# Problem:
Gather up every line that includes the string "title".

# Material for this exercise:
▬▬▬▬▬▬

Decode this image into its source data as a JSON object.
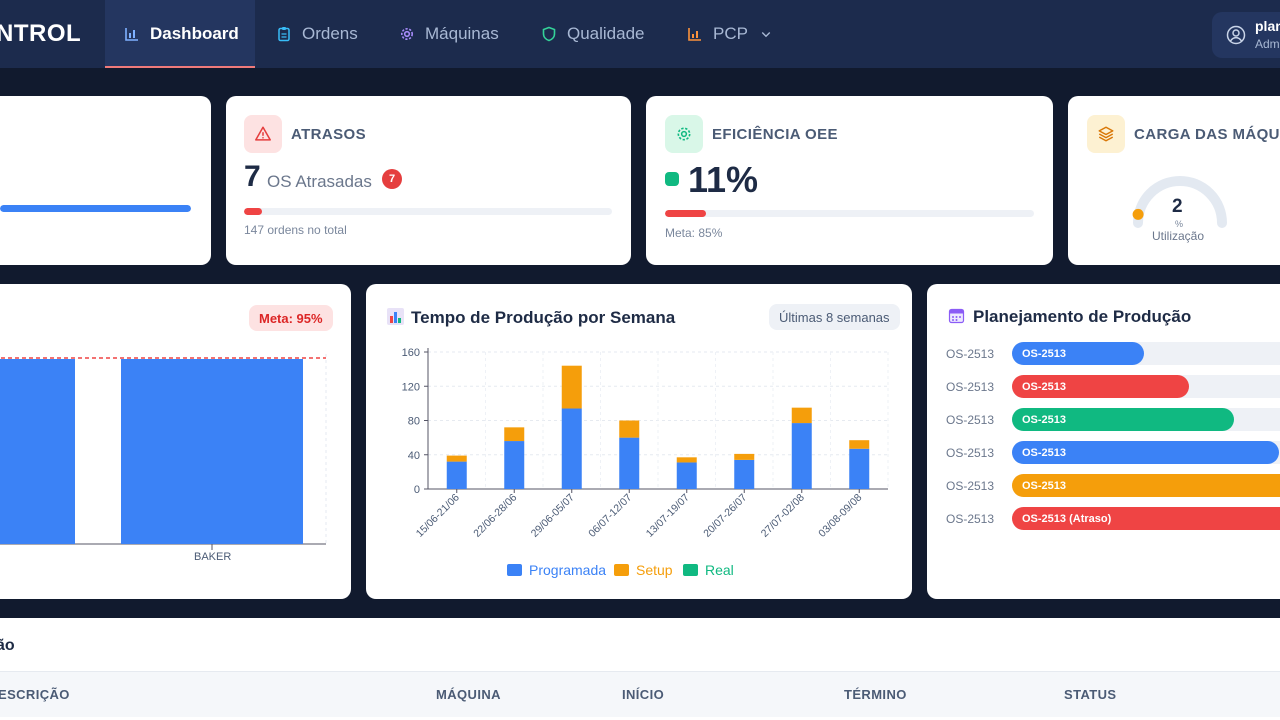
{
  "app": {
    "logo": "NTROL"
  },
  "nav": {
    "items": [
      {
        "label": "Dashboard",
        "icon": "bar-chart-icon",
        "active": true
      },
      {
        "label": "Ordens",
        "icon": "clipboard-icon",
        "active": false
      },
      {
        "label": "Máquinas",
        "icon": "gear-icon",
        "active": false
      },
      {
        "label": "Qualidade",
        "icon": "shield-icon",
        "active": false
      },
      {
        "label": "PCP",
        "icon": "chart-icon",
        "active": false,
        "dropdown": true
      }
    ],
    "user": {
      "name": "plan",
      "role": "Adm",
      "icon": "user-circle-icon"
    }
  },
  "stats": {
    "atrasos": {
      "title": "ATRASOS",
      "value": "7",
      "label": "OS Atrasadas",
      "badge": "7",
      "note": "147 ordens no total",
      "progress": 0.05,
      "color": "#ef4444"
    },
    "oee": {
      "title": "EFICIÊNCIA OEE",
      "value": "11%",
      "note": "Meta: 85%",
      "progress": 0.11,
      "color": "#ef4444",
      "status_color": "#10b981"
    },
    "carga": {
      "title": "CARGA DAS MÁQUIN",
      "value": "2",
      "unit": "%",
      "label": "Utilização",
      "progress": 0.02
    },
    "first_card": {
      "progress": 1.0
    }
  },
  "left_chart": {
    "meta_badge": "Meta: 95%",
    "xtick": "BAKER"
  },
  "production_chart": {
    "title": "Tempo de Produção por Semana",
    "range_pill": "Últimas 8 semanas"
  },
  "chart_data": {
    "type": "bar",
    "title": "Tempo de Produção por Semana",
    "categories": [
      "15/06-21/06",
      "22/06-28/06",
      "29/06-05/07",
      "06/07-12/07",
      "13/07-19/07",
      "20/07-26/07",
      "27/07-02/08",
      "03/08-09/08"
    ],
    "series": [
      {
        "name": "Programada",
        "color": "#3b82f6",
        "values": [
          32,
          56,
          94,
          60,
          31,
          34,
          77,
          47
        ]
      },
      {
        "name": "Setup",
        "color": "#f59e0b",
        "values": [
          7,
          16,
          50,
          20,
          6,
          7,
          18,
          10
        ]
      },
      {
        "name": "Real",
        "color": "#10b981",
        "values": [
          0,
          0,
          0,
          0,
          0,
          0,
          0,
          0
        ]
      }
    ],
    "stacked": true,
    "ylim": [
      0,
      160
    ],
    "yticks": [
      0,
      40,
      80,
      120,
      160
    ]
  },
  "planning": {
    "title": "Planejamento de Produção",
    "rows": [
      {
        "label": "OS-2513",
        "bar": "OS-2513",
        "color": "#3b82f6",
        "progress": 0.44
      },
      {
        "label": "OS-2513",
        "bar": "OS-2513",
        "color": "#ef4444",
        "progress": 0.59
      },
      {
        "label": "OS-2513",
        "bar": "OS-2513",
        "color": "#10b981",
        "progress": 0.74
      },
      {
        "label": "OS-2513",
        "bar": "OS-2513",
        "color": "#3b82f6",
        "progress": 0.89
      },
      {
        "label": "OS-2513",
        "bar": "OS-2513",
        "color": "#f59e0b",
        "progress": 1.0
      },
      {
        "label": "OS-2513",
        "bar": "OS-2513 (Atraso)",
        "color": "#ef4444",
        "progress": 1.0
      }
    ]
  },
  "table": {
    "title": "ão",
    "columns": [
      "ESCRIÇÃO",
      "MÁQUINA",
      "INÍCIO",
      "TÉRMINO",
      "STATUS"
    ]
  }
}
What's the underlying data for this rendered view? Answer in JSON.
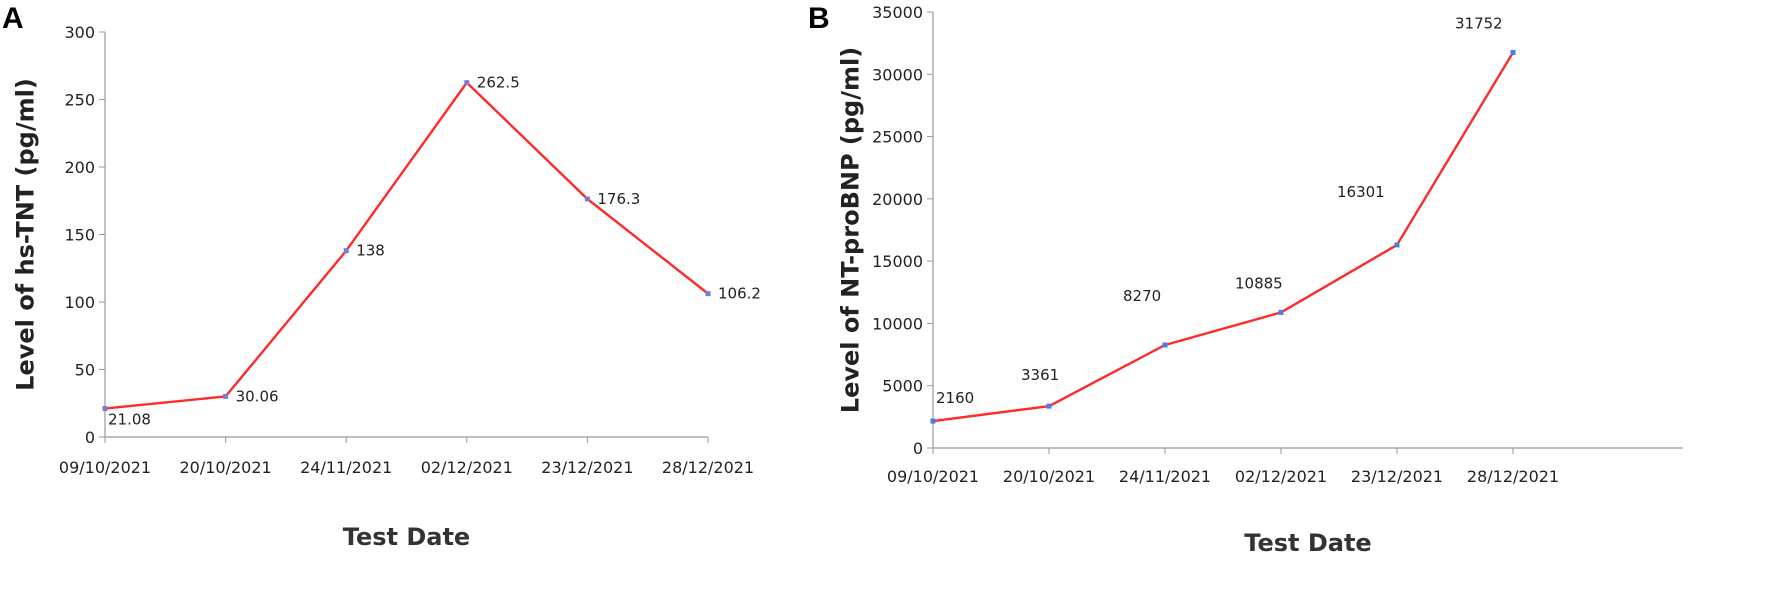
{
  "panels": [
    {
      "letter": "A",
      "chart_data": {
        "type": "line",
        "categories": [
          "09/10/2021",
          "20/10/2021",
          "24/11/2021",
          "02/12/2021",
          "23/12/2021",
          "28/12/2021"
        ],
        "series": [
          {
            "values": [
              21.08,
              30.06,
              138,
              262.5,
              176.3,
              106.2
            ],
            "color": "#ff2a2a"
          }
        ],
        "data_labels": [
          "21.08",
          "30.06",
          "138",
          "262.5",
          "176.3",
          "106.2"
        ],
        "yticks": [
          "0",
          "50",
          "100",
          "150",
          "200",
          "250",
          "300"
        ],
        "ylim": [
          0,
          300
        ],
        "xlabel": "Test Date",
        "ylabel": "Level of hs-TNT (pg/ml)",
        "grid": false,
        "marker_color": "#7b7bd6"
      }
    },
    {
      "letter": "B",
      "chart_data": {
        "type": "line",
        "categories": [
          "09/10/2021",
          "20/10/2021",
          "24/11/2021",
          "02/12/2021",
          "23/12/2021",
          "28/12/2021"
        ],
        "series": [
          {
            "values": [
              2160,
              3361,
              8270,
              10885,
              16301,
              31752
            ],
            "color": "#ff2a2a"
          }
        ],
        "data_labels": [
          "2160",
          "3361",
          "8270",
          "10885",
          "16301",
          "31752"
        ],
        "yticks": [
          "0",
          "5000",
          "10000",
          "15000",
          "20000",
          "25000",
          "30000",
          "35000"
        ],
        "ylim": [
          0,
          35000
        ],
        "xlabel": "Test Date",
        "ylabel": "Level of NT-proBNP (pg/ml)",
        "grid": false,
        "marker_color": "#4a7de8"
      }
    }
  ]
}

▬▬▬▬▬▬

# Exercise result:
      "title": "ATRASOS",
      "title": "EFICIÊNCIA OEE",
      "title": "CARGA DAS MÁQUIN",
    "title": "Tempo de Produção por Semana",
    "title": "Tempo de Produção por Semana",
    "title": "Planejamento de Produção",
    "title": "ão",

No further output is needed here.